- What to work on -
Copy out the entries in full and with complete accuracy; pictures are excluded.

- Stored records -
+ + +

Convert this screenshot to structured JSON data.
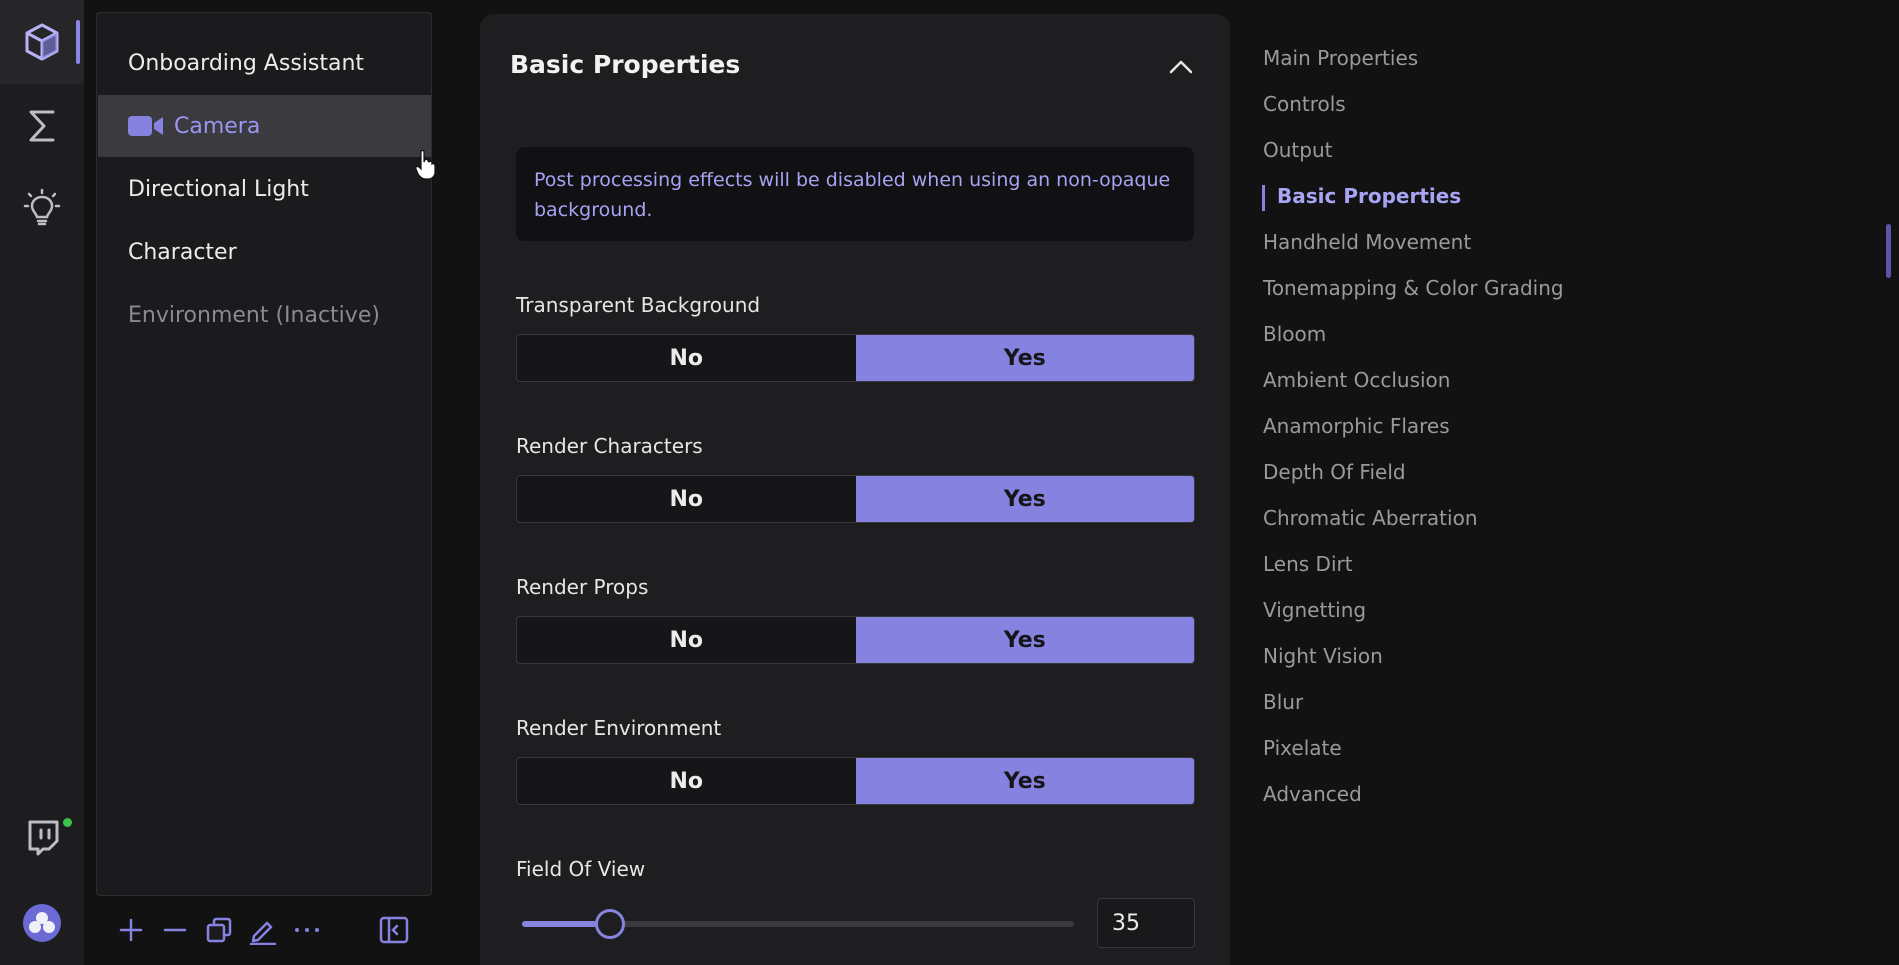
{
  "rail": {
    "items": [
      {
        "icon": "cube-icon",
        "active": true
      },
      {
        "icon": "sigma-icon",
        "active": false
      },
      {
        "icon": "lightbulb-icon",
        "active": false
      },
      {
        "icon": "twitch-icon",
        "active": false
      },
      {
        "icon": "avatar-icon",
        "active": false
      }
    ],
    "status_color": "#3ac24a"
  },
  "scene_list": {
    "items": [
      {
        "label": "Onboarding Assistant",
        "state": "normal"
      },
      {
        "label": "Camera",
        "state": "selected"
      },
      {
        "label": "Directional Light",
        "state": "normal"
      },
      {
        "label": "Character",
        "state": "normal"
      },
      {
        "label": "Environment (Inactive)",
        "state": "inactive"
      }
    ],
    "tools": [
      "plus-icon",
      "minus-icon",
      "duplicate-icon",
      "edit-icon",
      "more-icon",
      "collapse-panel-icon"
    ]
  },
  "properties": {
    "title": "Basic Properties",
    "notice": "Post processing effects will be disabled when using an non-opaque background.",
    "toggles": [
      {
        "label": "Transparent Background",
        "no": "No",
        "yes": "Yes",
        "value": "Yes"
      },
      {
        "label": "Render Characters",
        "no": "No",
        "yes": "Yes",
        "value": "Yes"
      },
      {
        "label": "Render Props",
        "no": "No",
        "yes": "Yes",
        "value": "Yes"
      },
      {
        "label": "Render Environment",
        "no": "No",
        "yes": "Yes",
        "value": "Yes"
      }
    ],
    "field_of_view": {
      "label": "Field Of View",
      "value": "35",
      "slider_fraction": 0.16
    }
  },
  "toc": {
    "items": [
      "Main Properties",
      "Controls",
      "Output",
      "Basic Properties",
      "Handheld Movement",
      "Tonemapping & Color Grading",
      "Bloom",
      "Ambient Occlusion",
      "Anamorphic Flares",
      "Depth Of Field",
      "Chromatic Aberration",
      "Lens Dirt",
      "Vignetting",
      "Night Vision",
      "Blur",
      "Pixelate",
      "Advanced"
    ],
    "active_index": 3
  },
  "colors": {
    "accent": "#8682e0",
    "background": "#121212",
    "panel": "#1e1e20"
  }
}
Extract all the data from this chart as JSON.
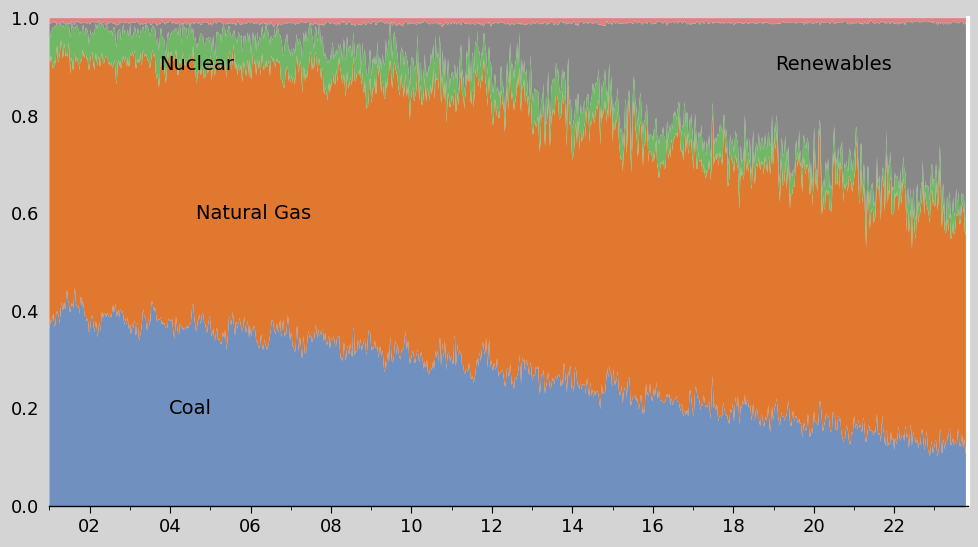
{
  "colors": {
    "coal": "#7090c0",
    "natural_gas": "#e07830",
    "nuclear": "#70b865",
    "renewables": "#888888",
    "other": "#e08080",
    "background": "#d4d4d4",
    "plot_bg": "#ffffff"
  },
  "labels": {
    "coal": "Coal",
    "natural_gas": "Natural Gas",
    "nuclear": "Nuclear",
    "renewables": "Renewables"
  },
  "ylim": [
    0,
    1.0
  ],
  "xtick_labels": [
    "02",
    "04",
    "06",
    "08",
    "10",
    "12",
    "14",
    "16",
    "18",
    "20",
    "22"
  ],
  "ytick_labels": [
    "0.0",
    "0.2",
    "0.4",
    "0.6",
    "0.8",
    "1.0"
  ],
  "start_year": 2001.0,
  "end_year": 2023.83
}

+ + +

- Output for this exercise -
Convert this screenshot to structured JSON data.
{
  "rail": {
    "items": [
      {
        "icon": "cube-icon",
        "active": true
      },
      {
        "icon": "sigma-icon",
        "active": false
      },
      {
        "icon": "lightbulb-icon",
        "active": false
      },
      {
        "icon": "twitch-icon",
        "active": false
      },
      {
        "icon": "avatar-icon",
        "active": false
      }
    ],
    "status_color": "#3ac24a"
  },
  "scene_list": {
    "items": [
      {
        "label": "Onboarding Assistant",
        "state": "normal"
      },
      {
        "label": "Camera",
        "state": "selected"
      },
      {
        "label": "Directional Light",
        "state": "normal"
      },
      {
        "label": "Character",
        "state": "normal"
      },
      {
        "label": "Environment (Inactive)",
        "state": "inactive"
      }
    ],
    "tools": [
      "plus-icon",
      "minus-icon",
      "duplicate-icon",
      "edit-icon",
      "more-icon",
      "collapse-panel-icon"
    ]
  },
  "properties": {
    "title": "Basic Properties",
    "notice": "Post processing effects will be disabled when using an non-opaque background.",
    "toggles": [
      {
        "label": "Transparent Background",
        "no": "No",
        "yes": "Yes",
        "value": "Yes"
      },
      {
        "label": "Render Characters",
        "no": "No",
        "yes": "Yes",
        "value": "Yes"
      },
      {
        "label": "Render Props",
        "no": "No",
        "yes": "Yes",
        "value": "Yes"
      },
      {
        "label": "Render Environment",
        "no": "No",
        "yes": "Yes",
        "value": "Yes"
      }
    ],
    "field_of_view": {
      "label": "Field Of View",
      "value": "35",
      "slider_fraction": 0.16
    }
  },
  "toc": {
    "items": [
      "Main Properties",
      "Controls",
      "Output",
      "Basic Properties",
      "Handheld Movement",
      "Tonemapping & Color Grading",
      "Bloom",
      "Ambient Occlusion",
      "Anamorphic Flares",
      "Depth Of Field",
      "Chromatic Aberration",
      "Lens Dirt",
      "Vignetting",
      "Night Vision",
      "Blur",
      "Pixelate",
      "Advanced"
    ],
    "active_index": 3
  },
  "colors": {
    "accent": "#8682e0",
    "background": "#121212",
    "panel": "#1e1e20"
  }
}
Extract all the data from this chart as JSON.
{
  "colors": {
    "coal": "#7090c0",
    "natural_gas": "#e07830",
    "nuclear": "#70b865",
    "renewables": "#888888",
    "other": "#e08080",
    "background": "#d4d4d4",
    "plot_bg": "#ffffff"
  },
  "labels": {
    "coal": "Coal",
    "natural_gas": "Natural Gas",
    "nuclear": "Nuclear",
    "renewables": "Renewables"
  },
  "ylim": [
    0,
    1.0
  ],
  "xtick_labels": [
    "02",
    "04",
    "06",
    "08",
    "10",
    "12",
    "14",
    "16",
    "18",
    "20",
    "22"
  ],
  "ytick_labels": [
    "0.0",
    "0.2",
    "0.4",
    "0.6",
    "0.8",
    "1.0"
  ],
  "start_year": 2001.0,
  "end_year": 2023.83
}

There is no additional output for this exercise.